- **What the task requires**: Output every record below exactly as it appears.

- **Data for this exercise**:
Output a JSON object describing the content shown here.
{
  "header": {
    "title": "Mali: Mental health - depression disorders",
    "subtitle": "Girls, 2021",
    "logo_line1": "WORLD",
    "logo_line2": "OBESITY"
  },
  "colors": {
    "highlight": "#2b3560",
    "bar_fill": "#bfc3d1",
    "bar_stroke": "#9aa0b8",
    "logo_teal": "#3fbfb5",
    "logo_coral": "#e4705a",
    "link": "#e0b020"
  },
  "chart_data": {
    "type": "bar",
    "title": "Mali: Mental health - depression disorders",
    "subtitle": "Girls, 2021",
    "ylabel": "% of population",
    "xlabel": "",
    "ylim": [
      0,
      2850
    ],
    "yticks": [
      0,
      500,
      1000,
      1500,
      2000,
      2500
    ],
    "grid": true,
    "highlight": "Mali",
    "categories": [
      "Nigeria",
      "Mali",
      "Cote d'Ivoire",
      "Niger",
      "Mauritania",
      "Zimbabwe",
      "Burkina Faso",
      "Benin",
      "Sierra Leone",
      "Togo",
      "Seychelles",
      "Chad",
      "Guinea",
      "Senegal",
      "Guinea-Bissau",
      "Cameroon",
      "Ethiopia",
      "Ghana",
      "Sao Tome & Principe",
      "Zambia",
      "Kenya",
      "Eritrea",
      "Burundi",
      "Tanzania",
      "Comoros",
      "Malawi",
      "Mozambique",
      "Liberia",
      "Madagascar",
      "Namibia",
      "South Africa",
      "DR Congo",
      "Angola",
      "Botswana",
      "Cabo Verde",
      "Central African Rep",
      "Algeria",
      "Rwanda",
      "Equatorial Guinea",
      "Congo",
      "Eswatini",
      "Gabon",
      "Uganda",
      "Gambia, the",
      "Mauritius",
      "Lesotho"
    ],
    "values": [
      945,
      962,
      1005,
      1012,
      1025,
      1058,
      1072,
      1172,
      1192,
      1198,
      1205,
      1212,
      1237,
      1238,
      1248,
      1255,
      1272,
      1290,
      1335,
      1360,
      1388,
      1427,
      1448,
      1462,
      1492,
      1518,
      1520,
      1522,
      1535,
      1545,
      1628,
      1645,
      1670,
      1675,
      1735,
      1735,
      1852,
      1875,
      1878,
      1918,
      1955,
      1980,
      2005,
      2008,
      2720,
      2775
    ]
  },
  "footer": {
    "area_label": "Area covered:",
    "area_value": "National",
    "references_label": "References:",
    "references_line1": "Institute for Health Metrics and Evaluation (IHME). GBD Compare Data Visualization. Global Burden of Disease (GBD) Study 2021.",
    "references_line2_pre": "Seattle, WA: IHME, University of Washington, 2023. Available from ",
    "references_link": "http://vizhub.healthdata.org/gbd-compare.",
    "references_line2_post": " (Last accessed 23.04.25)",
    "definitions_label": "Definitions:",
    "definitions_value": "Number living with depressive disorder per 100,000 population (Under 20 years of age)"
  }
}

- **Answer**:
Output a JSON object describing the content shown here.
{
  "header": {
    "title": "Mali: Mental health - depression disorders",
    "subtitle": "Girls, 2021",
    "logo_line1": "WORLD",
    "logo_line2": "OBESITY"
  },
  "colors": {
    "highlight": "#2b3560",
    "bar_fill": "#bfc3d1",
    "bar_stroke": "#9aa0b8",
    "logo_teal": "#3fbfb5",
    "logo_coral": "#e4705a",
    "link": "#e0b020"
  },
  "chart_data": {
    "type": "bar",
    "title": "Mali: Mental health - depression disorders",
    "subtitle": "Girls, 2021",
    "ylabel": "% of population",
    "xlabel": "",
    "ylim": [
      0,
      2850
    ],
    "yticks": [
      0,
      500,
      1000,
      1500,
      2000,
      2500
    ],
    "grid": true,
    "highlight": "Mali",
    "categories": [
      "Nigeria",
      "Mali",
      "Cote d'Ivoire",
      "Niger",
      "Mauritania",
      "Zimbabwe",
      "Burkina Faso",
      "Benin",
      "Sierra Leone",
      "Togo",
      "Seychelles",
      "Chad",
      "Guinea",
      "Senegal",
      "Guinea-Bissau",
      "Cameroon",
      "Ethiopia",
      "Ghana",
      "Sao Tome & Principe",
      "Zambia",
      "Kenya",
      "Eritrea",
      "Burundi",
      "Tanzania",
      "Comoros",
      "Malawi",
      "Mozambique",
      "Liberia",
      "Madagascar",
      "Namibia",
      "South Africa",
      "DR Congo",
      "Angola",
      "Botswana",
      "Cabo Verde",
      "Central African Rep",
      "Algeria",
      "Rwanda",
      "Equatorial Guinea",
      "Congo",
      "Eswatini",
      "Gabon",
      "Uganda",
      "Gambia, the",
      "Mauritius",
      "Lesotho"
    ],
    "values": [
      945,
      962,
      1005,
      1012,
      1025,
      1058,
      1072,
      1172,
      1192,
      1198,
      1205,
      1212,
      1237,
      1238,
      1248,
      1255,
      1272,
      1290,
      1335,
      1360,
      1388,
      1427,
      1448,
      1462,
      1492,
      1518,
      1520,
      1522,
      1535,
      1545,
      1628,
      1645,
      1670,
      1675,
      1735,
      1735,
      1852,
      1875,
      1878,
      1918,
      1955,
      1980,
      2005,
      2008,
      2720,
      2775
    ]
  },
  "footer": {
    "area_label": "Area covered:",
    "area_value": "National",
    "references_label": "References:",
    "references_line1": "Institute for Health Metrics and Evaluation (IHME). GBD Compare Data Visualization. Global Burden of Disease (GBD) Study 2021.",
    "references_line2_pre": "Seattle, WA: IHME, University of Washington, 2023. Available from ",
    "references_link": "http://vizhub.healthdata.org/gbd-compare.",
    "references_line2_post": " (Last accessed 23.04.25)",
    "definitions_label": "Definitions:",
    "definitions_value": "Number living with depressive disorder per 100,000 population (Under 20 years of age)"
  }
}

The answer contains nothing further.